┌──
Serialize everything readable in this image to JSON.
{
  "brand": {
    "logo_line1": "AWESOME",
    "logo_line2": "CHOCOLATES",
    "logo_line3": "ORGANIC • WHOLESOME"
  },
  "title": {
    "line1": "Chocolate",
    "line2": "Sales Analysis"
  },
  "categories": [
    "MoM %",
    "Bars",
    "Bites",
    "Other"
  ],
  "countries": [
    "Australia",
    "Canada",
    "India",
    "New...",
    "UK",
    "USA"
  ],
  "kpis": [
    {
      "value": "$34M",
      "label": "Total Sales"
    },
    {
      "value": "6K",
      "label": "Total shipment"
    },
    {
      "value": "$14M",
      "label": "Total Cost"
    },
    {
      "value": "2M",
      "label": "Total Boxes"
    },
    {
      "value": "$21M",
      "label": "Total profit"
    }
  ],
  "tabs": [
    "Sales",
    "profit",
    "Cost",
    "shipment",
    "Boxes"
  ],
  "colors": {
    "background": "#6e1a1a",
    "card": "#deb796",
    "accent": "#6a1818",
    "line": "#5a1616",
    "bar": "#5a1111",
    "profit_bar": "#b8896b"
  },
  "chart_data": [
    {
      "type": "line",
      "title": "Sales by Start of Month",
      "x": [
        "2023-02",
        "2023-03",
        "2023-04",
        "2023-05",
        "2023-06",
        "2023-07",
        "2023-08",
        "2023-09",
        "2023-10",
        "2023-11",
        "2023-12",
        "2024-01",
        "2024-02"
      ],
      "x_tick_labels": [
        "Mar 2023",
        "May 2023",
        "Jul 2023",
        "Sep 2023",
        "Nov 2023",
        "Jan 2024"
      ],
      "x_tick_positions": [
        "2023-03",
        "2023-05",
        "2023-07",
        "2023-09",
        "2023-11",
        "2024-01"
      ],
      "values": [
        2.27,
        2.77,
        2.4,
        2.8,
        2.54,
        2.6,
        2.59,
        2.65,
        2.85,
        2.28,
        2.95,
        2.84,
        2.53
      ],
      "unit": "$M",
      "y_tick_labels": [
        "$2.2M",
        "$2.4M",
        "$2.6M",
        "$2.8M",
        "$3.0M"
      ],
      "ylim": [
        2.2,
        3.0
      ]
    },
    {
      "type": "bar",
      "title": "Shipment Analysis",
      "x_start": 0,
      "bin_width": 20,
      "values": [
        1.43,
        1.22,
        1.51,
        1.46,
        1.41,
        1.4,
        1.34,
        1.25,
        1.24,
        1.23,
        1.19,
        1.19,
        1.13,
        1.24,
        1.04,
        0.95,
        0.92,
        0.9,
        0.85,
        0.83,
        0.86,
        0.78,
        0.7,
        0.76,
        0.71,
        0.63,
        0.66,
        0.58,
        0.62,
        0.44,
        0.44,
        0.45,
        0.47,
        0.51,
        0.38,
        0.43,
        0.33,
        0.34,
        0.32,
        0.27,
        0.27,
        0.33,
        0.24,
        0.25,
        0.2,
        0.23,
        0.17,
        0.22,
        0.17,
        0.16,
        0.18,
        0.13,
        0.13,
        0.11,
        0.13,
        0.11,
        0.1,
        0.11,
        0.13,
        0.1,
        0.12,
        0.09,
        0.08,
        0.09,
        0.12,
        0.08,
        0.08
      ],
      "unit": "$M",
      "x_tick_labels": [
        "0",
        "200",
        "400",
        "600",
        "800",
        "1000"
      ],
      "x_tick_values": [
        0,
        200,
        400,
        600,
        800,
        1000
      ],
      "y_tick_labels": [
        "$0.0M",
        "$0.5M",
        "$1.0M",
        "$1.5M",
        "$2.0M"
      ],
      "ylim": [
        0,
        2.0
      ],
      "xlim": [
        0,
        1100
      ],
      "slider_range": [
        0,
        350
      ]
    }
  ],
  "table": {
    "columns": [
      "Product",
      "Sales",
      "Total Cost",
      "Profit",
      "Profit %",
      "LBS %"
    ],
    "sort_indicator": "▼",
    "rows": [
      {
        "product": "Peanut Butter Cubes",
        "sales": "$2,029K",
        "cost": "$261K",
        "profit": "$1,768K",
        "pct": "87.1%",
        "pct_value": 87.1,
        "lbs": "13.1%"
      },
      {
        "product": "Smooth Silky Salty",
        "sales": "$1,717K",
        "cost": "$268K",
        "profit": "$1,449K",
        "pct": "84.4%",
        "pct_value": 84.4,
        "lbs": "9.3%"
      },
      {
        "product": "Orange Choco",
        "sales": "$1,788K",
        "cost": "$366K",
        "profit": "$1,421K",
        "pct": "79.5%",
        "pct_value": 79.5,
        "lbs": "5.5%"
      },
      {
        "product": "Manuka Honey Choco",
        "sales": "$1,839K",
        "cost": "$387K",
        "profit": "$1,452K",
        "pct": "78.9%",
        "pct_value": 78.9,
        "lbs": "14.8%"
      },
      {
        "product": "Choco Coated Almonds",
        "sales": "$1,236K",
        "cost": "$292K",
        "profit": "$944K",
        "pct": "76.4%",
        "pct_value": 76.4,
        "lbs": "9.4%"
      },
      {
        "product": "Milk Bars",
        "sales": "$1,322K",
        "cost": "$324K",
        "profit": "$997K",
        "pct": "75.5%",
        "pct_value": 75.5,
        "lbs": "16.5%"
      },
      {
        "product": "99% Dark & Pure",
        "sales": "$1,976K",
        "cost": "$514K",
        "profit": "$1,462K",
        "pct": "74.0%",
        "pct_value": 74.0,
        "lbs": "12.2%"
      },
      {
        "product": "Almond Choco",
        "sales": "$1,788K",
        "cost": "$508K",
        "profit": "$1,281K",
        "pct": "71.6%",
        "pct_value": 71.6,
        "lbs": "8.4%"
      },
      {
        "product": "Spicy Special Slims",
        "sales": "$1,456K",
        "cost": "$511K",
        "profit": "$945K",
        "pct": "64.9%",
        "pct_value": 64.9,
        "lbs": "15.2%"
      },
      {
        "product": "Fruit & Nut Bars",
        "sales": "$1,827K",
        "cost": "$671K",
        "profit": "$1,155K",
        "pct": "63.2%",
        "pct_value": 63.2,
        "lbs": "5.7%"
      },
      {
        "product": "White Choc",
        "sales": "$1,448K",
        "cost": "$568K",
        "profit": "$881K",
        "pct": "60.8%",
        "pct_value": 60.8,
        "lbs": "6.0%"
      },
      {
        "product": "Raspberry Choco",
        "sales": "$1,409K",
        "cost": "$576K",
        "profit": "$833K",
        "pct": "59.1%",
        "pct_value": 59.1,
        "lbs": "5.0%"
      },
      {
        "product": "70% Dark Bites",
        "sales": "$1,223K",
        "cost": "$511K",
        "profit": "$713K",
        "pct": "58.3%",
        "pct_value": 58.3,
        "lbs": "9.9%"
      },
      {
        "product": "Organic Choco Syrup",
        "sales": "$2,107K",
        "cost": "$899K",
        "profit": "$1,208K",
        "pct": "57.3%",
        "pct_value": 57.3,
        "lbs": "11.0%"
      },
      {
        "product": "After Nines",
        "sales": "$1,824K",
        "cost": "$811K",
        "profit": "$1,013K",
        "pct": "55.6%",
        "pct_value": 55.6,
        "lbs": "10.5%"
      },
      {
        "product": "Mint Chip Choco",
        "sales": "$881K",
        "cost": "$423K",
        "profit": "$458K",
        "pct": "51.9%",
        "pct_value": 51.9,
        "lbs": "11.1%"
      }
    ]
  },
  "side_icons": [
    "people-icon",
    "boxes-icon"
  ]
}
└──
• [Given problem]:
Quote all the records exactly, please, leaving none out.

• [Response]:
Serialize everything readable in this image to JSON.
{
  "brand": {
    "logo_line1": "AWESOME",
    "logo_line2": "CHOCOLATES",
    "logo_line3": "ORGANIC • WHOLESOME"
  },
  "title": {
    "line1": "Chocolate",
    "line2": "Sales Analysis"
  },
  "categories": [
    "MoM %",
    "Bars",
    "Bites",
    "Other"
  ],
  "countries": [
    "Australia",
    "Canada",
    "India",
    "New...",
    "UK",
    "USA"
  ],
  "kpis": [
    {
      "value": "$34M",
      "label": "Total Sales"
    },
    {
      "value": "6K",
      "label": "Total shipment"
    },
    {
      "value": "$14M",
      "label": "Total Cost"
    },
    {
      "value": "2M",
      "label": "Total Boxes"
    },
    {
      "value": "$21M",
      "label": "Total profit"
    }
  ],
  "tabs": [
    "Sales",
    "profit",
    "Cost",
    "shipment",
    "Boxes"
  ],
  "colors": {
    "background": "#6e1a1a",
    "card": "#deb796",
    "accent": "#6a1818",
    "line": "#5a1616",
    "bar": "#5a1111",
    "profit_bar": "#b8896b"
  },
  "chart_data": [
    {
      "type": "line",
      "title": "Sales by Start of Month",
      "x": [
        "2023-02",
        "2023-03",
        "2023-04",
        "2023-05",
        "2023-06",
        "2023-07",
        "2023-08",
        "2023-09",
        "2023-10",
        "2023-11",
        "2023-12",
        "2024-01",
        "2024-02"
      ],
      "x_tick_labels": [
        "Mar 2023",
        "May 2023",
        "Jul 2023",
        "Sep 2023",
        "Nov 2023",
        "Jan 2024"
      ],
      "x_tick_positions": [
        "2023-03",
        "2023-05",
        "2023-07",
        "2023-09",
        "2023-11",
        "2024-01"
      ],
      "values": [
        2.27,
        2.77,
        2.4,
        2.8,
        2.54,
        2.6,
        2.59,
        2.65,
        2.85,
        2.28,
        2.95,
        2.84,
        2.53
      ],
      "unit": "$M",
      "y_tick_labels": [
        "$2.2M",
        "$2.4M",
        "$2.6M",
        "$2.8M",
        "$3.0M"
      ],
      "ylim": [
        2.2,
        3.0
      ]
    },
    {
      "type": "bar",
      "title": "Shipment Analysis",
      "x_start": 0,
      "bin_width": 20,
      "values": [
        1.43,
        1.22,
        1.51,
        1.46,
        1.41,
        1.4,
        1.34,
        1.25,
        1.24,
        1.23,
        1.19,
        1.19,
        1.13,
        1.24,
        1.04,
        0.95,
        0.92,
        0.9,
        0.85,
        0.83,
        0.86,
        0.78,
        0.7,
        0.76,
        0.71,
        0.63,
        0.66,
        0.58,
        0.62,
        0.44,
        0.44,
        0.45,
        0.47,
        0.51,
        0.38,
        0.43,
        0.33,
        0.34,
        0.32,
        0.27,
        0.27,
        0.33,
        0.24,
        0.25,
        0.2,
        0.23,
        0.17,
        0.22,
        0.17,
        0.16,
        0.18,
        0.13,
        0.13,
        0.11,
        0.13,
        0.11,
        0.1,
        0.11,
        0.13,
        0.1,
        0.12,
        0.09,
        0.08,
        0.09,
        0.12,
        0.08,
        0.08
      ],
      "unit": "$M",
      "x_tick_labels": [
        "0",
        "200",
        "400",
        "600",
        "800",
        "1000"
      ],
      "x_tick_values": [
        0,
        200,
        400,
        600,
        800,
        1000
      ],
      "y_tick_labels": [
        "$0.0M",
        "$0.5M",
        "$1.0M",
        "$1.5M",
        "$2.0M"
      ],
      "ylim": [
        0,
        2.0
      ],
      "xlim": [
        0,
        1100
      ],
      "slider_range": [
        0,
        350
      ]
    }
  ],
  "table": {
    "columns": [
      "Product",
      "Sales",
      "Total Cost",
      "Profit",
      "Profit %",
      "LBS %"
    ],
    "sort_indicator": "▼",
    "rows": [
      {
        "product": "Peanut Butter Cubes",
        "sales": "$2,029K",
        "cost": "$261K",
        "profit": "$1,768K",
        "pct": "87.1%",
        "pct_value": 87.1,
        "lbs": "13.1%"
      },
      {
        "product": "Smooth Silky Salty",
        "sales": "$1,717K",
        "cost": "$268K",
        "profit": "$1,449K",
        "pct": "84.4%",
        "pct_value": 84.4,
        "lbs": "9.3%"
      },
      {
        "product": "Orange Choco",
        "sales": "$1,788K",
        "cost": "$366K",
        "profit": "$1,421K",
        "pct": "79.5%",
        "pct_value": 79.5,
        "lbs": "5.5%"
      },
      {
        "product": "Manuka Honey Choco",
        "sales": "$1,839K",
        "cost": "$387K",
        "profit": "$1,452K",
        "pct": "78.9%",
        "pct_value": 78.9,
        "lbs": "14.8%"
      },
      {
        "product": "Choco Coated Almonds",
        "sales": "$1,236K",
        "cost": "$292K",
        "profit": "$944K",
        "pct": "76.4%",
        "pct_value": 76.4,
        "lbs": "9.4%"
      },
      {
        "product": "Milk Bars",
        "sales": "$1,322K",
        "cost": "$324K",
        "profit": "$997K",
        "pct": "75.5%",
        "pct_value": 75.5,
        "lbs": "16.5%"
      },
      {
        "product": "99% Dark & Pure",
        "sales": "$1,976K",
        "cost": "$514K",
        "profit": "$1,462K",
        "pct": "74.0%",
        "pct_value": 74.0,
        "lbs": "12.2%"
      },
      {
        "product": "Almond Choco",
        "sales": "$1,788K",
        "cost": "$508K",
        "profit": "$1,281K",
        "pct": "71.6%",
        "pct_value": 71.6,
        "lbs": "8.4%"
      },
      {
        "product": "Spicy Special Slims",
        "sales": "$1,456K",
        "cost": "$511K",
        "profit": "$945K",
        "pct": "64.9%",
        "pct_value": 64.9,
        "lbs": "15.2%"
      },
      {
        "product": "Fruit & Nut Bars",
        "sales": "$1,827K",
        "cost": "$671K",
        "profit": "$1,155K",
        "pct": "63.2%",
        "pct_value": 63.2,
        "lbs": "5.7%"
      },
      {
        "product": "White Choc",
        "sales": "$1,448K",
        "cost": "$568K",
        "profit": "$881K",
        "pct": "60.8%",
        "pct_value": 60.8,
        "lbs": "6.0%"
      },
      {
        "product": "Raspberry Choco",
        "sales": "$1,409K",
        "cost": "$576K",
        "profit": "$833K",
        "pct": "59.1%",
        "pct_value": 59.1,
        "lbs": "5.0%"
      },
      {
        "product": "70% Dark Bites",
        "sales": "$1,223K",
        "cost": "$511K",
        "profit": "$713K",
        "pct": "58.3%",
        "pct_value": 58.3,
        "lbs": "9.9%"
      },
      {
        "product": "Organic Choco Syrup",
        "sales": "$2,107K",
        "cost": "$899K",
        "profit": "$1,208K",
        "pct": "57.3%",
        "pct_value": 57.3,
        "lbs": "11.0%"
      },
      {
        "product": "After Nines",
        "sales": "$1,824K",
        "cost": "$811K",
        "profit": "$1,013K",
        "pct": "55.6%",
        "pct_value": 55.6,
        "lbs": "10.5%"
      },
      {
        "product": "Mint Chip Choco",
        "sales": "$881K",
        "cost": "$423K",
        "profit": "$458K",
        "pct": "51.9%",
        "pct_value": 51.9,
        "lbs": "11.1%"
      }
    ]
  },
  "side_icons": [
    "people-icon",
    "boxes-icon"
  ]
}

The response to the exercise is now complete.